> [Challenge]
Only the number is wanted: count the lines in the data with "программы" in them.

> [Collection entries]
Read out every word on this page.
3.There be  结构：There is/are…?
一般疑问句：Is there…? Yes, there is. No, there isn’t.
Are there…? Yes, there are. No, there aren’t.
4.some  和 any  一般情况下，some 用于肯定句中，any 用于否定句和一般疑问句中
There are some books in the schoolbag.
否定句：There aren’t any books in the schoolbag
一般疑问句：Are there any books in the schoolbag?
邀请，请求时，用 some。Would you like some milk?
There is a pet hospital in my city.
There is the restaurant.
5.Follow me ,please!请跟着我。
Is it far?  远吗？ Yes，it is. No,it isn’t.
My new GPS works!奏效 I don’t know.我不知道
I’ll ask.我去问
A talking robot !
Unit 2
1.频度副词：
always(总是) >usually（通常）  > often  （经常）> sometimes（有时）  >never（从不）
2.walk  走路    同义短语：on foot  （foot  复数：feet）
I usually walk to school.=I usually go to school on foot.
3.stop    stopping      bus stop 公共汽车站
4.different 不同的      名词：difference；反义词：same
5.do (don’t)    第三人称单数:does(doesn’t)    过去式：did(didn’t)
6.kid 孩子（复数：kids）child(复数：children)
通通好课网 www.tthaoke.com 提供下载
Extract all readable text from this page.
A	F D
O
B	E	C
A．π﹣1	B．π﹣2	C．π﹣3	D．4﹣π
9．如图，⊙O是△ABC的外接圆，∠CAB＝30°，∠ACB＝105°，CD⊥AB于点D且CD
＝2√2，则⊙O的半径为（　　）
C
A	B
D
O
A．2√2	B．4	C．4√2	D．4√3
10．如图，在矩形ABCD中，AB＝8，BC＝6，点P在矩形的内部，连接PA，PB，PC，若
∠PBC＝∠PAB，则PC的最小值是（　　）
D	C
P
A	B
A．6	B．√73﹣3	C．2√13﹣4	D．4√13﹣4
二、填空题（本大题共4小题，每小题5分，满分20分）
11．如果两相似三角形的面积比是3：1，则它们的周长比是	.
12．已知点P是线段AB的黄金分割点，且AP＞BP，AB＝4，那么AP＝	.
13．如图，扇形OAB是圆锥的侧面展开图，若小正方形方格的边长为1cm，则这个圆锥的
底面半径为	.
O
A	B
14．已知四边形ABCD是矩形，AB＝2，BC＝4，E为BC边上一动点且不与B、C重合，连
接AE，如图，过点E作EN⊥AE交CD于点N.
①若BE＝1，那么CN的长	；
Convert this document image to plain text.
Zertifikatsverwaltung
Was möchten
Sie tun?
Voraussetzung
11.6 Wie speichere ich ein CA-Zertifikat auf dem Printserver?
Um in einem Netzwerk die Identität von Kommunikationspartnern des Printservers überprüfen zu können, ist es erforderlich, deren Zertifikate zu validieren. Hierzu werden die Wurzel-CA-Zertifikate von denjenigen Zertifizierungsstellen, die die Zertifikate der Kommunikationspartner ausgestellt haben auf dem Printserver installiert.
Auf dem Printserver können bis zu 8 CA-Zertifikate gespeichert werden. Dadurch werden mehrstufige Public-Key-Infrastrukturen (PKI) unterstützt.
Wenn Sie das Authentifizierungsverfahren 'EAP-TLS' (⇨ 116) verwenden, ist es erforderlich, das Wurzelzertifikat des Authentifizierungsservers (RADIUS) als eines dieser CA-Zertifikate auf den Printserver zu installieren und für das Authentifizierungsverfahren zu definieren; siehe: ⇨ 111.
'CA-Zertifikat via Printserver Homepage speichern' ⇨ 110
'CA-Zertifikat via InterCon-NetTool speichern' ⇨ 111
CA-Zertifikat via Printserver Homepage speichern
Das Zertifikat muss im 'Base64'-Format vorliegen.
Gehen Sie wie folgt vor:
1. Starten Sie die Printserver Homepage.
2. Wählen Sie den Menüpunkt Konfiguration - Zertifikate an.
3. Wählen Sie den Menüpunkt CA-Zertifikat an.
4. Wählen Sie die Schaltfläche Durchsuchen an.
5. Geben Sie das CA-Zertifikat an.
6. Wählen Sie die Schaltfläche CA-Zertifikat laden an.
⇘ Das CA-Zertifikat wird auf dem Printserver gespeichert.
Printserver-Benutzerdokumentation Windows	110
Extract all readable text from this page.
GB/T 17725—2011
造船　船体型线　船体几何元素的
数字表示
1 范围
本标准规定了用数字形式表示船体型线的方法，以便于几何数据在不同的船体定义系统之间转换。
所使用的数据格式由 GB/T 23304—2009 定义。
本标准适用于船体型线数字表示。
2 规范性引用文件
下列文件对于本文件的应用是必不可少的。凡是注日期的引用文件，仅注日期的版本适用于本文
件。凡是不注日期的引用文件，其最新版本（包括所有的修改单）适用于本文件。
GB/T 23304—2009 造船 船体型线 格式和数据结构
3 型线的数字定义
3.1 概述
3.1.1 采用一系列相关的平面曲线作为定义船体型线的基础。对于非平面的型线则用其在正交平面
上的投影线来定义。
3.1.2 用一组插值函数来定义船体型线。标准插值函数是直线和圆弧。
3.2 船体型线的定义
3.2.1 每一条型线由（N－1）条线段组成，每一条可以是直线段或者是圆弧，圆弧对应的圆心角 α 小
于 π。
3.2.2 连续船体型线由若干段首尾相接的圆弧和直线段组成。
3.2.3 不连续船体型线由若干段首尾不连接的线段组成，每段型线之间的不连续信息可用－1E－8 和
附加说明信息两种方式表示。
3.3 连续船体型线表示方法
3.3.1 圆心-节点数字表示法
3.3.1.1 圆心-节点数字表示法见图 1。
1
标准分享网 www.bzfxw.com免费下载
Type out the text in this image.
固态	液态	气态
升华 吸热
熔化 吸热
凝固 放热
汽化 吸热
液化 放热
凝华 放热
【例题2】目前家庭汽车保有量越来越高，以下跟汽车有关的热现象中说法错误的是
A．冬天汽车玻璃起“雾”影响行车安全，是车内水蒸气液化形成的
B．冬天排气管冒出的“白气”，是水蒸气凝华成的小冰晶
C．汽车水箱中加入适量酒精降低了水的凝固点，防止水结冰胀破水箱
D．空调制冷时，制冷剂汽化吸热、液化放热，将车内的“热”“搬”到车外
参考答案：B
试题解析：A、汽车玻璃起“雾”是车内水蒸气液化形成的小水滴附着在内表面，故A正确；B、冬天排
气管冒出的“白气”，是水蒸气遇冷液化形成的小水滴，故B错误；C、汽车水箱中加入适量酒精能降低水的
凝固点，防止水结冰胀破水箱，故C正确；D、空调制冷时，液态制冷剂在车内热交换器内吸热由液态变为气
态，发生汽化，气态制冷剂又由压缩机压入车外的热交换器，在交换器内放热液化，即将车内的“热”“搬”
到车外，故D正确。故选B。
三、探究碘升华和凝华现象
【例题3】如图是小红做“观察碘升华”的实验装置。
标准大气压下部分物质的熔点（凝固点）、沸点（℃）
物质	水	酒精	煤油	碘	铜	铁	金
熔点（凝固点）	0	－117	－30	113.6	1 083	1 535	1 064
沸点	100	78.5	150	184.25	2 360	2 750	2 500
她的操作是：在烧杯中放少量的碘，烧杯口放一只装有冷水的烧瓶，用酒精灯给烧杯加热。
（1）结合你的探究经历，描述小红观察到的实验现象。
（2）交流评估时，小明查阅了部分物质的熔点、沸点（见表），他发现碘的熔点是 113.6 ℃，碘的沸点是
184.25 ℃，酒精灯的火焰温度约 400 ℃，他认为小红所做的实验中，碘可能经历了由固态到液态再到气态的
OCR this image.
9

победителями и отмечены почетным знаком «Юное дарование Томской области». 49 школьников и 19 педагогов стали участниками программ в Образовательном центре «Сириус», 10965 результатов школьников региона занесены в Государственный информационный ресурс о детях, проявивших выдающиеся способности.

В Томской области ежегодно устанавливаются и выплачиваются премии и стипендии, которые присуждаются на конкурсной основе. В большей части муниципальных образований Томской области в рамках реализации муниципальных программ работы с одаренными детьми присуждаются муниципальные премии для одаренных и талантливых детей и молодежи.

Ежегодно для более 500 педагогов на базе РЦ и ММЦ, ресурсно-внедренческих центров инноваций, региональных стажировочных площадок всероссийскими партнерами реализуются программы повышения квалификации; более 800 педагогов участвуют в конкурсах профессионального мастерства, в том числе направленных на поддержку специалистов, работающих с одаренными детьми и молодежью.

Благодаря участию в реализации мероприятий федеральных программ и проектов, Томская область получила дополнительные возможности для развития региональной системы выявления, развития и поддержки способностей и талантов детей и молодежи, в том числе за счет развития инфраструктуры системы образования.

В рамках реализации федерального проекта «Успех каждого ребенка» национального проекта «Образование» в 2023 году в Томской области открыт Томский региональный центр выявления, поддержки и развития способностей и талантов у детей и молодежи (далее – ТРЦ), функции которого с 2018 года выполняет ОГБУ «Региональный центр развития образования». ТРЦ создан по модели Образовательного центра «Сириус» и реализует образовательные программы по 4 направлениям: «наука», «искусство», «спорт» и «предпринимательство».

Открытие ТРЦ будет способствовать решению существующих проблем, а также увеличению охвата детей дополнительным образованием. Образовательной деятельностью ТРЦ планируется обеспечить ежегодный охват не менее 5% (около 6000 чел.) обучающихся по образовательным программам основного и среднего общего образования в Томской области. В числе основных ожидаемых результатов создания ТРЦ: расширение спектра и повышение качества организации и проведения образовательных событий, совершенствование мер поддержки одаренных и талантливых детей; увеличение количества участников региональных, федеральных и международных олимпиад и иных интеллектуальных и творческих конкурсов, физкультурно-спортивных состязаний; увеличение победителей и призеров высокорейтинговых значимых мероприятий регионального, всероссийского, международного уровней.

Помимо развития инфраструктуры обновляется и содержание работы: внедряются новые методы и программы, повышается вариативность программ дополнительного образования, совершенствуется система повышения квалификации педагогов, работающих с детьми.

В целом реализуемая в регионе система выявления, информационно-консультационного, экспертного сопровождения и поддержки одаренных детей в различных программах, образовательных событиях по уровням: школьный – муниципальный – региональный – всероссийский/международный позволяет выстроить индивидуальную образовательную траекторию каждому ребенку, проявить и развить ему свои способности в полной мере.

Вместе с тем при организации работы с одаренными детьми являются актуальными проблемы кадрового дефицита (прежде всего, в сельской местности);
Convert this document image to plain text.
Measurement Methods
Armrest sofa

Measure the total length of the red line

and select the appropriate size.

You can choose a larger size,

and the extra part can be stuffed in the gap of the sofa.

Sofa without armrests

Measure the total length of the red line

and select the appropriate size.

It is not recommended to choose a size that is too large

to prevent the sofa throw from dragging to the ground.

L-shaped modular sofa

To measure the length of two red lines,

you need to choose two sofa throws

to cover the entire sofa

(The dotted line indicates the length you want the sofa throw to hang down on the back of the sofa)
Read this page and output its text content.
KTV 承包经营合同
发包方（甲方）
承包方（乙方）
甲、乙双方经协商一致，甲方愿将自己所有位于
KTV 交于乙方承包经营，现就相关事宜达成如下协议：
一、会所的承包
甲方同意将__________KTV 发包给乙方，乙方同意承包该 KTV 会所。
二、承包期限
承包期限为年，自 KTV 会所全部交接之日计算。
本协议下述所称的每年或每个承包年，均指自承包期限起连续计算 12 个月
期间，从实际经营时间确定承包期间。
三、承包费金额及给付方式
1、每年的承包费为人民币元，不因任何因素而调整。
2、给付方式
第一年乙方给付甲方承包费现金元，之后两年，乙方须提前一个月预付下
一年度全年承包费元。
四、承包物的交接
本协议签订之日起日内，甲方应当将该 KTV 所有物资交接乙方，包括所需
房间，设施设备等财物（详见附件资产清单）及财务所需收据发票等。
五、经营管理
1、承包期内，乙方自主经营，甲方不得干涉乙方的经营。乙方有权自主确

> [Task answer]
3